Copy every one of the records below word for word, keeping each line unchanged.

Part of a data file
________________

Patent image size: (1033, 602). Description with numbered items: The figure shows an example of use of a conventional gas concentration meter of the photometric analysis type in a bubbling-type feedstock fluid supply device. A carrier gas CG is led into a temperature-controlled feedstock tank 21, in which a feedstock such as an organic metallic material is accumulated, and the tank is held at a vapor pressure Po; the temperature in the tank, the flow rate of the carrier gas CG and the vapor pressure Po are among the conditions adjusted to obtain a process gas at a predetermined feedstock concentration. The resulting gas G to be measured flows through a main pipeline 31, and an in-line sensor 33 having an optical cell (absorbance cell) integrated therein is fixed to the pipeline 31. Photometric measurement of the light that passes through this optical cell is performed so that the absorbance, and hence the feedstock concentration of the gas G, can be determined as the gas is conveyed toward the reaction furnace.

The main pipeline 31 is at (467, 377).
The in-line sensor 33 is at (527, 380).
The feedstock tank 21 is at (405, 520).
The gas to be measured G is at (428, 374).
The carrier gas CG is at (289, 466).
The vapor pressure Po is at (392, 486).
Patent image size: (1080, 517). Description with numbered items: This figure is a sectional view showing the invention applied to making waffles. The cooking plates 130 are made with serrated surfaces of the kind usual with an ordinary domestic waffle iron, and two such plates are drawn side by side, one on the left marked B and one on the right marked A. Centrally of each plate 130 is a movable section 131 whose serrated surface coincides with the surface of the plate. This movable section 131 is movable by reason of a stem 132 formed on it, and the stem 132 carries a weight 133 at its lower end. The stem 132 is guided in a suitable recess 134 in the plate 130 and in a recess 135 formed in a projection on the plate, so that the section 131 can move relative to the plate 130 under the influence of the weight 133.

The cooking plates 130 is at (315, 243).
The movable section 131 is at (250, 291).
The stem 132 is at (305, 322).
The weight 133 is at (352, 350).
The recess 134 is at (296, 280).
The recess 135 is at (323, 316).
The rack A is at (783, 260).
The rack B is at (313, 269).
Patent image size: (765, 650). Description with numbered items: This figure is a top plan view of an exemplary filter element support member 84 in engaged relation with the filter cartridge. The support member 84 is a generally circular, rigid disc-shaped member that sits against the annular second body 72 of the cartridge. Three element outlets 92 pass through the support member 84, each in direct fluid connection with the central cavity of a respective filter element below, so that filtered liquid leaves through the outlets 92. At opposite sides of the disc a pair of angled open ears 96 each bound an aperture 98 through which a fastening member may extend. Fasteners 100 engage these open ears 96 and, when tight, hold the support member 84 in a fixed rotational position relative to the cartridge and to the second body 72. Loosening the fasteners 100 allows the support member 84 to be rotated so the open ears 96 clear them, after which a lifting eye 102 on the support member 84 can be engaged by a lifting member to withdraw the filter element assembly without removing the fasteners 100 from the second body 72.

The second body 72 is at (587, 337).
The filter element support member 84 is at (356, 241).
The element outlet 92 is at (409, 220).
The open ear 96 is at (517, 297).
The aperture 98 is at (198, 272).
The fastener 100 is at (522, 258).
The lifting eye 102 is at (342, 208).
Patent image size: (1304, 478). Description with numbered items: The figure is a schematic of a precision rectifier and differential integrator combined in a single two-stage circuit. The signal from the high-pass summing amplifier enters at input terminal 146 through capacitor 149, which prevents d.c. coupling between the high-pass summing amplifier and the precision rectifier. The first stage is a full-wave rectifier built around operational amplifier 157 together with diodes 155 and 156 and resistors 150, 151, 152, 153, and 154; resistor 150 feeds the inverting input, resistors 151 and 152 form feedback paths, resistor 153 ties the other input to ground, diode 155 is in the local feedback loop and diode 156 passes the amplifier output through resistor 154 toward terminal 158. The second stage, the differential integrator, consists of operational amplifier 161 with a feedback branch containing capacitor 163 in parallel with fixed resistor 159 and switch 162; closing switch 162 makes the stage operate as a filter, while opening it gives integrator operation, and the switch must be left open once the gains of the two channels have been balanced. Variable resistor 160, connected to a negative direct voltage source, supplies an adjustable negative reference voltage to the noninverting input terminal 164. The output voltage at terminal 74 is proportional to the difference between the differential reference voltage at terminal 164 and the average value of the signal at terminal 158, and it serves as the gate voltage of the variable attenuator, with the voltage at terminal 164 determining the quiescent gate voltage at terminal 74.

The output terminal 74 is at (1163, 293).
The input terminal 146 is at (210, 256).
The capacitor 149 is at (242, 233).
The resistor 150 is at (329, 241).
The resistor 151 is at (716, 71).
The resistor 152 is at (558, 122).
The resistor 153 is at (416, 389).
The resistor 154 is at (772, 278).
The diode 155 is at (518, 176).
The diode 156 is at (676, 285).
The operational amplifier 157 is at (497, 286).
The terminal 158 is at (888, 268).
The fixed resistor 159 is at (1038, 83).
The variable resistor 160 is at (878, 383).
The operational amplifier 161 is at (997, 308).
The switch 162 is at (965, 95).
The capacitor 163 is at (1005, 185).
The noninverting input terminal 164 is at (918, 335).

________________

**Answer for this exercise:**
Patent image size: (1033, 602). Description with numbered items: The figure shows an example of use of a conventional gas concentration meter of the photometric analysis type in a bubbling-type feedstock fluid supply device. A carrier gas CG is led into a temperature-controlled feedstock tank 21, in which a feedstock such as an organic metallic material is accumulated, and the tank is held at a vapor pressure Po; the temperature in the tank, the flow rate of the carrier gas CG and the vapor pressure Po are among the conditions adjusted to obtain a process gas at a predetermined feedstock concentration. The resulting gas G to be measured flows through a main pipeline 31, and an in-line sensor 33 having an optical cell (absorbance cell) integrated therein is fixed to the pipeline 31. Photometric measurement of the light that passes through this optical cell is performed so that the absorbance, and hence the feedstock concentration of the gas G, can be determined as the gas is conveyed toward the reaction furnace.

The main pipeline 31 is at (467, 377).
The in-line sensor 33 is at (527, 380).
The feedstock tank 21 is at (405, 520).
The gas to be measured G is at (428, 374).
The carrier gas CG is at (289, 466).
The vapor pressure Po is at (392, 486).
Patent image size: (1080, 517). Description with numbered items: This figure is a sectional view showing the invention applied to making waffles. The cooking plates 130 are made with serrated surfaces of the kind usual with an ordinary domestic waffle iron, and two such plates are drawn side by side, one on the left marked B and one on the right marked A. Centrally of each plate 130 is a movable section 131 whose serrated surface coincides with the surface of the plate. This movable section 131 is movable by reason of a stem 132 formed on it, and the stem 132 carries a weight 133 at its lower end. The stem 132 is guided in a suitable recess 134 in the plate 130 and in a recess 135 formed in a projection on the plate, so that the section 131 can move relative to the plate 130 under the influence of the weight 133.

The cooking plates 130 is at (315, 243).
The movable section 131 is at (250, 291).
The stem 132 is at (305, 322).
The weight 133 is at (352, 350).
The recess 134 is at (296, 280).
The recess 135 is at (323, 316).
The rack A is at (783, 260).
The rack B is at (313, 269).
Patent image size: (765, 650). Description with numbered items: This figure is a top plan view of an exemplary filter element support member 84 in engaged relation with the filter cartridge. The support member 84 is a generally circular, rigid disc-shaped member that sits against the annular second body 72 of the cartridge. Three element outlets 92 pass through the support member 84, each in direct fluid connection with the central cavity of a respective filter element below, so that filtered liquid leaves through the outlets 92. At opposite sides of the disc a pair of angled open ears 96 each bound an aperture 98 through which a fastening member may extend. Fasteners 100 engage these open ears 96 and, when tight, hold the support member 84 in a fixed rotational position relative to the cartridge and to the second body 72. Loosening the fasteners 100 allows the support member 84 to be rotated so the open ears 96 clear them, after which a lifting eye 102 on the support member 84 can be engaged by a lifting member to withdraw the filter element assembly without removing the fasteners 100 from the second body 72.

The second body 72 is at (587, 337).
The filter element support member 84 is at (356, 241).
The element outlet 92 is at (409, 220).
The open ear 96 is at (517, 297).
The aperture 98 is at (198, 272).
The fastener 100 is at (522, 258).
The lifting eye 102 is at (342, 208).
Patent image size: (1304, 478). Description with numbered items: The figure is a schematic of a precision rectifier and differential integrator combined in a single two-stage circuit. The signal from the high-pass summing amplifier enters at input terminal 146 through capacitor 149, which prevents d.c. coupling between the high-pass summing amplifier and the precision rectifier. The first stage is a full-wave rectifier built around operational amplifier 157 together with diodes 155 and 156 and resistors 150, 151, 152, 153, and 154; resistor 150 feeds the inverting input, resistors 151 and 152 form feedback paths, resistor 153 ties the other input to ground, diode 155 is in the local feedback loop and diode 156 passes the amplifier output through resistor 154 toward terminal 158. The second stage, the differential integrator, consists of operational amplifier 161 with a feedback branch containing capacitor 163 in parallel with fixed resistor 159 and switch 162; closing switch 162 makes the stage operate as a filter, while opening it gives integrator operation, and the switch must be left open once the gains of the two channels have been balanced. Variable resistor 160, connected to a negative direct voltage source, supplies an adjustable negative reference voltage to the noninverting input terminal 164. The output voltage at terminal 74 is proportional to the difference between the differential reference voltage at terminal 164 and the average value of the signal at terminal 158, and it serves as the gate voltage of the variable attenuator, with the voltage at terminal 164 determining the quiescent gate voltage at terminal 74.

The output terminal 74 is at (1163, 293).
The input terminal 146 is at (210, 256).
The capacitor 149 is at (242, 233).
The resistor 150 is at (329, 241).
The resistor 151 is at (716, 71).
The resistor 152 is at (558, 122).
The resistor 153 is at (416, 389).
The resistor 154 is at (772, 278).
The diode 155 is at (518, 176).
The diode 156 is at (676, 285).
The operational amplifier 157 is at (497, 286).
The terminal 158 is at (888, 268).
The fixed resistor 159 is at (1038, 83).
The variable resistor 160 is at (878, 383).
The operational amplifier 161 is at (997, 308).
The switch 162 is at (965, 95).
The capacitor 163 is at (1005, 185).
The noninverting input terminal 164 is at (918, 335).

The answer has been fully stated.